## BEGIN Supplied data

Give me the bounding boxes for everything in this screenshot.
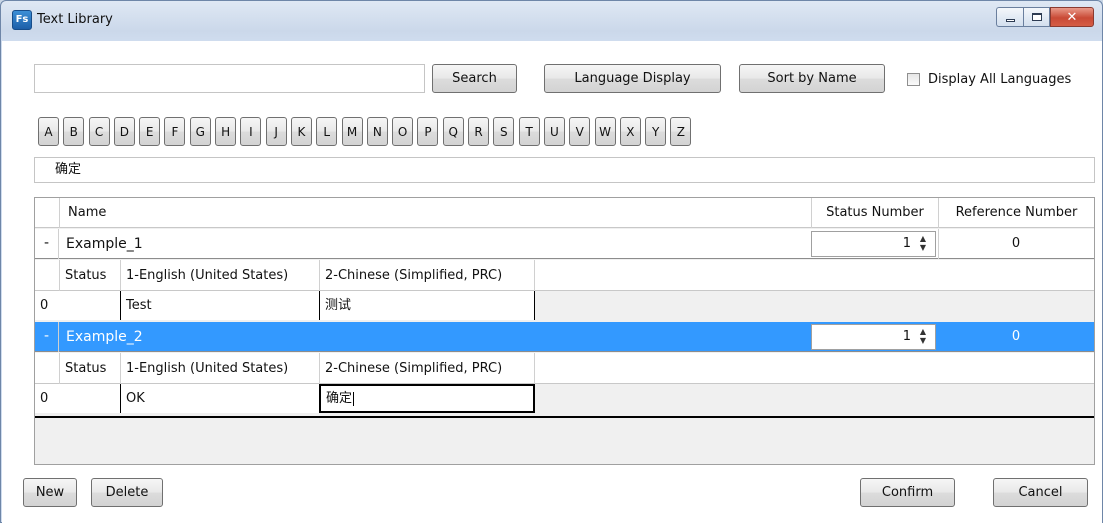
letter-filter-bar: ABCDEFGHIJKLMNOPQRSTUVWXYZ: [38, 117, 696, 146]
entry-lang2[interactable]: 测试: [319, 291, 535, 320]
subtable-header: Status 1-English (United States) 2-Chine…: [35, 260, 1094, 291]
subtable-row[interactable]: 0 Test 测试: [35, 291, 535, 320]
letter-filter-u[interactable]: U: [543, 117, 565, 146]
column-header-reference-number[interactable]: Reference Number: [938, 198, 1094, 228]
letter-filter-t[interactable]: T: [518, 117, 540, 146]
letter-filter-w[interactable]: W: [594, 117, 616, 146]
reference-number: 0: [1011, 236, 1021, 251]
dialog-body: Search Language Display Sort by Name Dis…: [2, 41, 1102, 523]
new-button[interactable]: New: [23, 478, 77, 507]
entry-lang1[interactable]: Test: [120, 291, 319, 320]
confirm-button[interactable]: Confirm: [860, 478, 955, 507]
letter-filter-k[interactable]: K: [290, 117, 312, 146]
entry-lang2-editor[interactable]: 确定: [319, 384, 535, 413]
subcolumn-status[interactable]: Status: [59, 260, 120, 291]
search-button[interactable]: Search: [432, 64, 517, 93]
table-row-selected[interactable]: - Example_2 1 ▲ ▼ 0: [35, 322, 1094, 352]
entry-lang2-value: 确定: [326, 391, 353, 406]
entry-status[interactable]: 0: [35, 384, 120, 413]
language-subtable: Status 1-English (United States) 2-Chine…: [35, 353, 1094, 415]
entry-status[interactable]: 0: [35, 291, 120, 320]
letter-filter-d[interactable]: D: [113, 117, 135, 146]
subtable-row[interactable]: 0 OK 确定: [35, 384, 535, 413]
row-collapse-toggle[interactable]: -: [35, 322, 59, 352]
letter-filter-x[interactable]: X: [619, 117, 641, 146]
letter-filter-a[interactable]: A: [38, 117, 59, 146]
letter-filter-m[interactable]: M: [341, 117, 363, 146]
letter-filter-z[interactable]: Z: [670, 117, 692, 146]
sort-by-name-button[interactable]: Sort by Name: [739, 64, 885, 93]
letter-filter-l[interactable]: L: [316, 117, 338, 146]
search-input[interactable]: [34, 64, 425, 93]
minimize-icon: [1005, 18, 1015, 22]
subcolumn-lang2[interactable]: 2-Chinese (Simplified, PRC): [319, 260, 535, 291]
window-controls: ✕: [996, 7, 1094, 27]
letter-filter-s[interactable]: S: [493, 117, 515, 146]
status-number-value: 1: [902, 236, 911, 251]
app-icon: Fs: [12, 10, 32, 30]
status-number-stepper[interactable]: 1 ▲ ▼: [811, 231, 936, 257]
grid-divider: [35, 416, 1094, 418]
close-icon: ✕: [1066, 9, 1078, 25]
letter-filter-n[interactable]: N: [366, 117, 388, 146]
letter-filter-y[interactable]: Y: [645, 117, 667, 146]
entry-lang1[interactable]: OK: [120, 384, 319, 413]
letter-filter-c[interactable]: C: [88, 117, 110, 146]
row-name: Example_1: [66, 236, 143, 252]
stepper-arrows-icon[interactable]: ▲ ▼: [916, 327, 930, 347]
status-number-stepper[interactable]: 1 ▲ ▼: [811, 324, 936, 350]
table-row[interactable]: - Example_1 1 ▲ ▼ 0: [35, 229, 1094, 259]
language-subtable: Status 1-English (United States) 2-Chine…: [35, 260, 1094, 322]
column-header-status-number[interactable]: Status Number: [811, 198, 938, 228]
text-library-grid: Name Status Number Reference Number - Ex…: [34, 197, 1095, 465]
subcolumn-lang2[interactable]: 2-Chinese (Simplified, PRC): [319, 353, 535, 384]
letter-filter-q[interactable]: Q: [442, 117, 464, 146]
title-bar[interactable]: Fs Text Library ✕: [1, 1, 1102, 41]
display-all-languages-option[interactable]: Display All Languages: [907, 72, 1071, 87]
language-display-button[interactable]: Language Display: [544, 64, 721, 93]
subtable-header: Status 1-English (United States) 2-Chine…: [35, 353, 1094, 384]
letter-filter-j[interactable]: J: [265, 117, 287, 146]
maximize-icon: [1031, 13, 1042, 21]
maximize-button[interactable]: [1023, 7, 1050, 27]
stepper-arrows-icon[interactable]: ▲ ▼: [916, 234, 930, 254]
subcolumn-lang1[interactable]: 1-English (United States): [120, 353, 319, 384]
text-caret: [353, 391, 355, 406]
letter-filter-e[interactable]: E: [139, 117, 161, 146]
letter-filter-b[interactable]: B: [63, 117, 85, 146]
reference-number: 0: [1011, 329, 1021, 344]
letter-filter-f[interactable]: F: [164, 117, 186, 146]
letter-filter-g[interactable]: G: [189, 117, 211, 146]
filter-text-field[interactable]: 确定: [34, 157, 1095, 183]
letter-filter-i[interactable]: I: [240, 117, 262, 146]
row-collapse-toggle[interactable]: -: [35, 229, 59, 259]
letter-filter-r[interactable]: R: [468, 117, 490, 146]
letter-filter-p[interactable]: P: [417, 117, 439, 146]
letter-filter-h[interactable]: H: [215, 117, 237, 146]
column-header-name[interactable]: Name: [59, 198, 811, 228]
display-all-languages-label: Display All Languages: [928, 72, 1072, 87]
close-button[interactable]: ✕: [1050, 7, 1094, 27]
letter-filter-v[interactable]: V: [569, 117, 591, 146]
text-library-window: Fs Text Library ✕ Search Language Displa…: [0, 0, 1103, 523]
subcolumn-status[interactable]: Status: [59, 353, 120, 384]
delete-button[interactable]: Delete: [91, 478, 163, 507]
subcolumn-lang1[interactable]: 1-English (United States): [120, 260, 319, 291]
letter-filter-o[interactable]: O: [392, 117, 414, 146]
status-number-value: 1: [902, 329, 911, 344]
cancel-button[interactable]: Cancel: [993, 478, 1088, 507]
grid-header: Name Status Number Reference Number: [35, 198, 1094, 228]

## END Supplied data

-- Exercise brief --
Copy out the rows from the one containing "117, 696, 146]" through the one containing "row-collapse-toggle[interactable]: -: [35, 322, 59, 352]", both included, without changing anything.

-- Written answer --
letter-filter-bar: ABCDEFGHIJKLMNOPQRSTUVWXYZ: [38, 117, 696, 146]
entry-lang2[interactable]: 测试: [319, 291, 535, 320]
subtable-header: Status 1-English (United States) 2-Chine…: [35, 260, 1094, 291]
subtable-row[interactable]: 0 Test 测试: [35, 291, 535, 320]
letter-filter-u[interactable]: U: [543, 117, 565, 146]
column-header-reference-number[interactable]: Reference Number: [938, 198, 1094, 228]
letter-filter-t[interactable]: T: [518, 117, 540, 146]
letter-filter-w[interactable]: W: [594, 117, 616, 146]
reference-number: 0: [1011, 236, 1021, 251]
dialog-body: Search Language Display Sort by Name Dis…: [2, 41, 1102, 523]
new-button[interactable]: New: [23, 478, 77, 507]
entry-lang1[interactable]: Test: [120, 291, 319, 320]
confirm-button[interactable]: Confirm: [860, 478, 955, 507]
letter-filter-k[interactable]: K: [290, 117, 312, 146]
entry-lang2-editor[interactable]: 确定: [319, 384, 535, 413]
subcolumn-status[interactable]: Status: [59, 260, 120, 291]
search-button[interactable]: Search: [432, 64, 517, 93]
table-row-selected[interactable]: - Example_2 1 ▲ ▼ 0: [35, 322, 1094, 352]
entry-lang2-value: 确定: [326, 391, 353, 406]
entry-status[interactable]: 0: [35, 384, 120, 413]
language-subtable: Status 1-English (United States) 2-Chine…: [35, 353, 1094, 415]
entry-status[interactable]: 0: [35, 291, 120, 320]
letter-filter-d[interactable]: D: [113, 117, 135, 146]
subtable-row[interactable]: 0 OK 确定: [35, 384, 535, 413]
row-collapse-toggle[interactable]: -: [35, 322, 59, 352]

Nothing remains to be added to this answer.